** Start of EXTRACTED MATERIAL **
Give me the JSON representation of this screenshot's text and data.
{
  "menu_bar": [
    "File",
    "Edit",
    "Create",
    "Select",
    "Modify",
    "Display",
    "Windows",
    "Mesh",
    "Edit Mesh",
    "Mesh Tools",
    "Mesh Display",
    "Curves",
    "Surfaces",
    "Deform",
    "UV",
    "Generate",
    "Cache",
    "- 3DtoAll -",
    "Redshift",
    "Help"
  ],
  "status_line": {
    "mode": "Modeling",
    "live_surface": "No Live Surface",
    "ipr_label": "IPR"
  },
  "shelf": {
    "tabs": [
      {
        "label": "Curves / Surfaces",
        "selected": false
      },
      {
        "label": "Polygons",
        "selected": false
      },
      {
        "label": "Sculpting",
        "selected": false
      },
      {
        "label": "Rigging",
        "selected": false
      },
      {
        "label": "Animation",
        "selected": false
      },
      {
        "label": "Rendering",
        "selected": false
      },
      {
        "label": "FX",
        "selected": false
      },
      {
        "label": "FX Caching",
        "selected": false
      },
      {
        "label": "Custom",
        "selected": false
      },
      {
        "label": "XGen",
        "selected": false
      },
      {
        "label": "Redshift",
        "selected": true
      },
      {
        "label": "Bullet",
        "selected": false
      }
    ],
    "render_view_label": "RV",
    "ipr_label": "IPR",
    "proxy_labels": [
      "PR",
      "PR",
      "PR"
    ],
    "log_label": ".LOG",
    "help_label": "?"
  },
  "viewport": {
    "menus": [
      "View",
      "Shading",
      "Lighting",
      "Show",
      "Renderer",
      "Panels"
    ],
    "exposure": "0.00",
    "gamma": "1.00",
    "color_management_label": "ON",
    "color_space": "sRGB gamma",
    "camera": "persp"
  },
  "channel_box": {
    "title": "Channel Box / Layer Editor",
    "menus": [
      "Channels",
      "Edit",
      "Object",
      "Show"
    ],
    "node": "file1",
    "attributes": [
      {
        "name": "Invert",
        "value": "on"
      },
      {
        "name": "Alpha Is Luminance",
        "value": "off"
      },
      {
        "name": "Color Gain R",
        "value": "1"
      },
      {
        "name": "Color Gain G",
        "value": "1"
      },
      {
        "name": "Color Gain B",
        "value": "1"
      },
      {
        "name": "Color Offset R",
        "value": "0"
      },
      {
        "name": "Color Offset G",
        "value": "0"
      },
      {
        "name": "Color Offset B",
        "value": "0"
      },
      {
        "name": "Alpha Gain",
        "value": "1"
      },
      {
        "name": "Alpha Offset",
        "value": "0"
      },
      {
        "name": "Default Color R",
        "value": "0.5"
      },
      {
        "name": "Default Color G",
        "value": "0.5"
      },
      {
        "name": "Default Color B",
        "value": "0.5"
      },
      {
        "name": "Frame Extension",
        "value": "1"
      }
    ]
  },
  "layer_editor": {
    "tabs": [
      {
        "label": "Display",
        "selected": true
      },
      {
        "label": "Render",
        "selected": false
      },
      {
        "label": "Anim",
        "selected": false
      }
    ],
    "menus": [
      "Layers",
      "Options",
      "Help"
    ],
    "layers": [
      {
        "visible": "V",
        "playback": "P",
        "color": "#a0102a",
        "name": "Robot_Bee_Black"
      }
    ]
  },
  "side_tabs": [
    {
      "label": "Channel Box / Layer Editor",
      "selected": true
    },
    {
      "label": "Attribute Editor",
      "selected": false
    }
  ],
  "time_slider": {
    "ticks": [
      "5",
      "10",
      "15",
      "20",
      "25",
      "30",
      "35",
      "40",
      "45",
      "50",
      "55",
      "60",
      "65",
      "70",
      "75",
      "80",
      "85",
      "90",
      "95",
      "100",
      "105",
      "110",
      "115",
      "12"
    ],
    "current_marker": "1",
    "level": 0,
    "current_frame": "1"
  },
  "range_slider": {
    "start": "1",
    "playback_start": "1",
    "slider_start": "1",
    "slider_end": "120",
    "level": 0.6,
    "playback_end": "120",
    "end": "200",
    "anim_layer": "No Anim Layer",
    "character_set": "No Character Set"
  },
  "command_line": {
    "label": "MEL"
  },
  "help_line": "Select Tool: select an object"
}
** End of EXTRACTED MATERIAL **
-- EXERCISE DIRECTIONS --
Go through the records above and set each one down exactly, please.

-- TASK SOLUTION --
Give me the JSON representation of this screenshot's text and data.
{
  "menu_bar": [
    "File",
    "Edit",
    "Create",
    "Select",
    "Modify",
    "Display",
    "Windows",
    "Mesh",
    "Edit Mesh",
    "Mesh Tools",
    "Mesh Display",
    "Curves",
    "Surfaces",
    "Deform",
    "UV",
    "Generate",
    "Cache",
    "- 3DtoAll -",
    "Redshift",
    "Help"
  ],
  "status_line": {
    "mode": "Modeling",
    "live_surface": "No Live Surface",
    "ipr_label": "IPR"
  },
  "shelf": {
    "tabs": [
      {
        "label": "Curves / Surfaces",
        "selected": false
      },
      {
        "label": "Polygons",
        "selected": false
      },
      {
        "label": "Sculpting",
        "selected": false
      },
      {
        "label": "Rigging",
        "selected": false
      },
      {
        "label": "Animation",
        "selected": false
      },
      {
        "label": "Rendering",
        "selected": false
      },
      {
        "label": "FX",
        "selected": false
      },
      {
        "label": "FX Caching",
        "selected": false
      },
      {
        "label": "Custom",
        "selected": false
      },
      {
        "label": "XGen",
        "selected": false
      },
      {
        "label": "Redshift",
        "selected": true
      },
      {
        "label": "Bullet",
        "selected": false
      }
    ],
    "render_view_label": "RV",
    "ipr_label": "IPR",
    "proxy_labels": [
      "PR",
      "PR",
      "PR"
    ],
    "log_label": ".LOG",
    "help_label": "?"
  },
  "viewport": {
    "menus": [
      "View",
      "Shading",
      "Lighting",
      "Show",
      "Renderer",
      "Panels"
    ],
    "exposure": "0.00",
    "gamma": "1.00",
    "color_management_label": "ON",
    "color_space": "sRGB gamma",
    "camera": "persp"
  },
  "channel_box": {
    "title": "Channel Box / Layer Editor",
    "menus": [
      "Channels",
      "Edit",
      "Object",
      "Show"
    ],
    "node": "file1",
    "attributes": [
      {
        "name": "Invert",
        "value": "on"
      },
      {
        "name": "Alpha Is Luminance",
        "value": "off"
      },
      {
        "name": "Color Gain R",
        "value": "1"
      },
      {
        "name": "Color Gain G",
        "value": "1"
      },
      {
        "name": "Color Gain B",
        "value": "1"
      },
      {
        "name": "Color Offset R",
        "value": "0"
      },
      {
        "name": "Color Offset G",
        "value": "0"
      },
      {
        "name": "Color Offset B",
        "value": "0"
      },
      {
        "name": "Alpha Gain",
        "value": "1"
      },
      {
        "name": "Alpha Offset",
        "value": "0"
      },
      {
        "name": "Default Color R",
        "value": "0.5"
      },
      {
        "name": "Default Color G",
        "value": "0.5"
      },
      {
        "name": "Default Color B",
        "value": "0.5"
      },
      {
        "name": "Frame Extension",
        "value": "1"
      }
    ]
  },
  "layer_editor": {
    "tabs": [
      {
        "label": "Display",
        "selected": true
      },
      {
        "label": "Render",
        "selected": false
      },
      {
        "label": "Anim",
        "selected": false
      }
    ],
    "menus": [
      "Layers",
      "Options",
      "Help"
    ],
    "layers": [
      {
        "visible": "V",
        "playback": "P",
        "color": "#a0102a",
        "name": "Robot_Bee_Black"
      }
    ]
  },
  "side_tabs": [
    {
      "label": "Channel Box / Layer Editor",
      "selected": true
    },
    {
      "label": "Attribute Editor",
      "selected": false
    }
  ],
  "time_slider": {
    "ticks": [
      "5",
      "10",
      "15",
      "20",
      "25",
      "30",
      "35",
      "40",
      "45",
      "50",
      "55",
      "60",
      "65",
      "70",
      "75",
      "80",
      "85",
      "90",
      "95",
      "100",
      "105",
      "110",
      "115",
      "12"
    ],
    "current_marker": "1",
    "level": 0,
    "current_frame": "1"
  },
  "range_slider": {
    "start": "1",
    "playback_start": "1",
    "slider_start": "1",
    "slider_end": "120",
    "level": 0.6,
    "playback_end": "120",
    "end": "200",
    "anim_layer": "No Anim Layer",
    "character_set": "No Character Set"
  },
  "command_line": {
    "label": "MEL"
  },
  "help_line": "Select Tool: select an object"
}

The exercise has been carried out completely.